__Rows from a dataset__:
** start **
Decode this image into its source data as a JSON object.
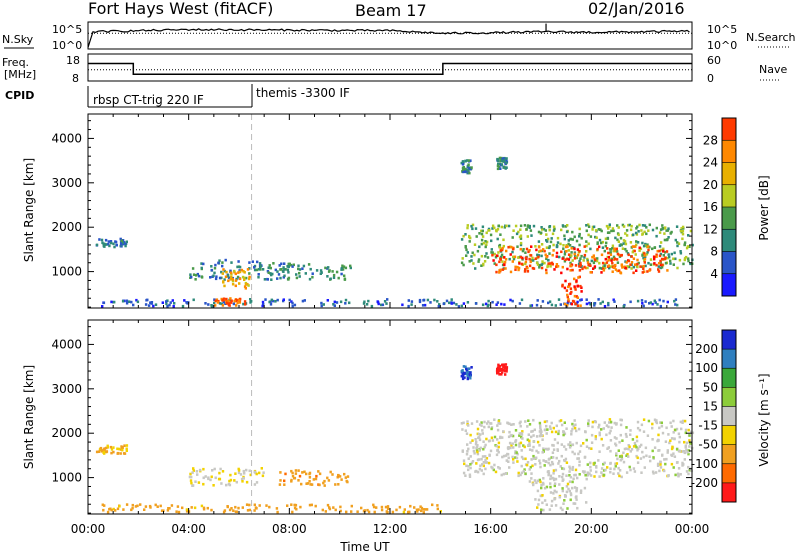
{
  "header": {
    "station": "Fort Hays West (fitACF)",
    "beam": "Beam 17",
    "date": "02/Jan/2016"
  },
  "strip": {
    "nsky_label": "N.Sky",
    "nsearch_label": "N.Search",
    "noise_ticks": [
      "10^5",
      "10^0"
    ],
    "freq_label_1": "Freq.",
    "freq_label_2": "[MHz]",
    "freq_ticks": [
      "18",
      "8"
    ],
    "nave_label": "Nave",
    "nave_ticks": [
      "60",
      "0"
    ],
    "cpid_label": "CPID",
    "programs": [
      "rbsp CT-trig 220 IF",
      "themis -3300 IF"
    ]
  },
  "axes": {
    "ylabel": "Slant Range [km]",
    "xlabel": "Time UT",
    "xticks": [
      "00:00",
      "04:00",
      "08:00",
      "12:00",
      "16:00",
      "20:00",
      "00:00"
    ],
    "yticks": [
      "1000",
      "2000",
      "3000",
      "4000"
    ]
  },
  "colorbars": {
    "power": {
      "label": "Power [dB]",
      "ticks": [
        "4",
        "8",
        "12",
        "16",
        "20",
        "24",
        "28"
      ]
    },
    "velocity": {
      "label": "Velocity [m s⁻¹]",
      "ticks": [
        "200",
        "100",
        "50",
        "15",
        "-15",
        "-50",
        "-100",
        "-200"
      ]
    }
  },
  "chart_data": [
    {
      "type": "line",
      "title": "N.Sky / N.Search",
      "xlim": [
        0,
        24
      ],
      "x_hours": [
        0,
        0.2,
        4,
        8,
        12,
        14.1,
        16,
        18.2,
        20,
        24
      ],
      "series": [
        {
          "name": "N.Sky",
          "values_log10": [
            0.3,
            3.2,
            3.6,
            3.5,
            3.4,
            2.9,
            3.0,
            3.2,
            3.1,
            3.3
          ]
        },
        {
          "name": "N.Search",
          "values_log10": [
            2.9,
            2.9,
            2.9,
            2.9,
            2.9,
            2.9,
            2.9,
            2.9,
            2.9,
            2.9
          ]
        }
      ]
    },
    {
      "type": "line",
      "title": "Freq. [MHz] / Nave",
      "xlim": [
        0,
        24
      ],
      "freq_steps": [
        {
          "start": 0,
          "end": 1.8,
          "mhz": 14.5
        },
        {
          "start": 1.8,
          "end": 14.1,
          "mhz": 10.5
        },
        {
          "start": 14.1,
          "end": 24,
          "mhz": 14.5
        }
      ],
      "nave_level": 25
    },
    {
      "type": "heatmap",
      "variable": "power",
      "units": "dB",
      "xlim_hours": [
        0,
        24
      ],
      "ylim_km": [
        180,
        4550
      ],
      "scale": [
        0,
        30
      ],
      "vertical_marker_hour": 6.5,
      "echo_regions": [
        {
          "t0": 0.3,
          "t1": 1.5,
          "r0": 1520,
          "r1": 1720,
          "power": 10
        },
        {
          "t0": 4.0,
          "t1": 8.0,
          "r0": 800,
          "r1": 1250,
          "power": 11
        },
        {
          "t0": 5.3,
          "t1": 6.4,
          "r0": 600,
          "r1": 1050,
          "power": 22
        },
        {
          "t0": 7.2,
          "t1": 10.4,
          "r0": 800,
          "r1": 1150,
          "power": 12
        },
        {
          "t0": 0.5,
          "t1": 24,
          "r0": 200,
          "r1": 360,
          "power": 9
        },
        {
          "t0": 5.0,
          "t1": 6.2,
          "r0": 220,
          "r1": 380,
          "power": 26
        },
        {
          "t0": 14.8,
          "t1": 15.2,
          "r0": 3200,
          "r1": 3500,
          "power": 12
        },
        {
          "t0": 16.2,
          "t1": 16.6,
          "r0": 3300,
          "r1": 3550,
          "power": 12
        },
        {
          "t0": 14.8,
          "t1": 24,
          "r0": 1050,
          "r1": 2050,
          "power": 15
        },
        {
          "t0": 16.0,
          "t1": 23.0,
          "r0": 950,
          "r1": 1550,
          "power": 27
        },
        {
          "t0": 18.8,
          "t1": 19.6,
          "r0": 200,
          "r1": 900,
          "power": 28
        }
      ]
    },
    {
      "type": "heatmap",
      "variable": "velocity",
      "units": "m s-1",
      "xlim_hours": [
        0,
        24
      ],
      "ylim_km": [
        180,
        4550
      ],
      "scale": [
        -250,
        250
      ],
      "vertical_marker_hour": 6.5,
      "echo_regions": [
        {
          "t0": 0.3,
          "t1": 1.5,
          "r0": 1520,
          "r1": 1720,
          "velocity": -40
        },
        {
          "t0": 4.0,
          "t1": 7.0,
          "r0": 800,
          "r1": 1200,
          "velocity": -10
        },
        {
          "t0": 7.5,
          "t1": 10.4,
          "r0": 800,
          "r1": 1150,
          "velocity": -60
        },
        {
          "t0": 0.5,
          "t1": 14.0,
          "r0": 200,
          "r1": 380,
          "velocity": -50
        },
        {
          "t0": 14.8,
          "t1": 15.2,
          "r0": 3200,
          "r1": 3500,
          "velocity": 150
        },
        {
          "t0": 16.2,
          "t1": 16.6,
          "r0": 3300,
          "r1": 3550,
          "velocity": -200
        },
        {
          "t0": 14.8,
          "t1": 24,
          "r0": 1000,
          "r1": 2300,
          "velocity": 0
        },
        {
          "t0": 17.5,
          "t1": 19.8,
          "r0": 250,
          "r1": 1000,
          "velocity": 0
        }
      ]
    }
  ]
}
** end **
__Exercise details__: Repeat the material above verbatim, with no pictures in the output.

__Problem solution__:
Decode this image into its source data as a JSON object.
{
  "header": {
    "station": "Fort Hays West (fitACF)",
    "beam": "Beam 17",
    "date": "02/Jan/2016"
  },
  "strip": {
    "nsky_label": "N.Sky",
    "nsearch_label": "N.Search",
    "noise_ticks": [
      "10^5",
      "10^0"
    ],
    "freq_label_1": "Freq.",
    "freq_label_2": "[MHz]",
    "freq_ticks": [
      "18",
      "8"
    ],
    "nave_label": "Nave",
    "nave_ticks": [
      "60",
      "0"
    ],
    "cpid_label": "CPID",
    "programs": [
      "rbsp CT-trig 220 IF",
      "themis -3300 IF"
    ]
  },
  "axes": {
    "ylabel": "Slant Range [km]",
    "xlabel": "Time UT",
    "xticks": [
      "00:00",
      "04:00",
      "08:00",
      "12:00",
      "16:00",
      "20:00",
      "00:00"
    ],
    "yticks": [
      "1000",
      "2000",
      "3000",
      "4000"
    ]
  },
  "colorbars": {
    "power": {
      "label": "Power [dB]",
      "ticks": [
        "4",
        "8",
        "12",
        "16",
        "20",
        "24",
        "28"
      ]
    },
    "velocity": {
      "label": "Velocity [m s⁻¹]",
      "ticks": [
        "200",
        "100",
        "50",
        "15",
        "-15",
        "-50",
        "-100",
        "-200"
      ]
    }
  },
  "chart_data": [
    {
      "type": "line",
      "title": "N.Sky / N.Search",
      "xlim": [
        0,
        24
      ],
      "x_hours": [
        0,
        0.2,
        4,
        8,
        12,
        14.1,
        16,
        18.2,
        20,
        24
      ],
      "series": [
        {
          "name": "N.Sky",
          "values_log10": [
            0.3,
            3.2,
            3.6,
            3.5,
            3.4,
            2.9,
            3.0,
            3.2,
            3.1,
            3.3
          ]
        },
        {
          "name": "N.Search",
          "values_log10": [
            2.9,
            2.9,
            2.9,
            2.9,
            2.9,
            2.9,
            2.9,
            2.9,
            2.9,
            2.9
          ]
        }
      ]
    },
    {
      "type": "line",
      "title": "Freq. [MHz] / Nave",
      "xlim": [
        0,
        24
      ],
      "freq_steps": [
        {
          "start": 0,
          "end": 1.8,
          "mhz": 14.5
        },
        {
          "start": 1.8,
          "end": 14.1,
          "mhz": 10.5
        },
        {
          "start": 14.1,
          "end": 24,
          "mhz": 14.5
        }
      ],
      "nave_level": 25
    },
    {
      "type": "heatmap",
      "variable": "power",
      "units": "dB",
      "xlim_hours": [
        0,
        24
      ],
      "ylim_km": [
        180,
        4550
      ],
      "scale": [
        0,
        30
      ],
      "vertical_marker_hour": 6.5,
      "echo_regions": [
        {
          "t0": 0.3,
          "t1": 1.5,
          "r0": 1520,
          "r1": 1720,
          "power": 10
        },
        {
          "t0": 4.0,
          "t1": 8.0,
          "r0": 800,
          "r1": 1250,
          "power": 11
        },
        {
          "t0": 5.3,
          "t1": 6.4,
          "r0": 600,
          "r1": 1050,
          "power": 22
        },
        {
          "t0": 7.2,
          "t1": 10.4,
          "r0": 800,
          "r1": 1150,
          "power": 12
        },
        {
          "t0": 0.5,
          "t1": 24,
          "r0": 200,
          "r1": 360,
          "power": 9
        },
        {
          "t0": 5.0,
          "t1": 6.2,
          "r0": 220,
          "r1": 380,
          "power": 26
        },
        {
          "t0": 14.8,
          "t1": 15.2,
          "r0": 3200,
          "r1": 3500,
          "power": 12
        },
        {
          "t0": 16.2,
          "t1": 16.6,
          "r0": 3300,
          "r1": 3550,
          "power": 12
        },
        {
          "t0": 14.8,
          "t1": 24,
          "r0": 1050,
          "r1": 2050,
          "power": 15
        },
        {
          "t0": 16.0,
          "t1": 23.0,
          "r0": 950,
          "r1": 1550,
          "power": 27
        },
        {
          "t0": 18.8,
          "t1": 19.6,
          "r0": 200,
          "r1": 900,
          "power": 28
        }
      ]
    },
    {
      "type": "heatmap",
      "variable": "velocity",
      "units": "m s-1",
      "xlim_hours": [
        0,
        24
      ],
      "ylim_km": [
        180,
        4550
      ],
      "scale": [
        -250,
        250
      ],
      "vertical_marker_hour": 6.5,
      "echo_regions": [
        {
          "t0": 0.3,
          "t1": 1.5,
          "r0": 1520,
          "r1": 1720,
          "velocity": -40
        },
        {
          "t0": 4.0,
          "t1": 7.0,
          "r0": 800,
          "r1": 1200,
          "velocity": -10
        },
        {
          "t0": 7.5,
          "t1": 10.4,
          "r0": 800,
          "r1": 1150,
          "velocity": -60
        },
        {
          "t0": 0.5,
          "t1": 14.0,
          "r0": 200,
          "r1": 380,
          "velocity": -50
        },
        {
          "t0": 14.8,
          "t1": 15.2,
          "r0": 3200,
          "r1": 3500,
          "velocity": 150
        },
        {
          "t0": 16.2,
          "t1": 16.6,
          "r0": 3300,
          "r1": 3550,
          "velocity": -200
        },
        {
          "t0": 14.8,
          "t1": 24,
          "r0": 1000,
          "r1": 2300,
          "velocity": 0
        },
        {
          "t0": 17.5,
          "t1": 19.8,
          "r0": 250,
          "r1": 1000,
          "velocity": 0
        }
      ]
    }
  ]
}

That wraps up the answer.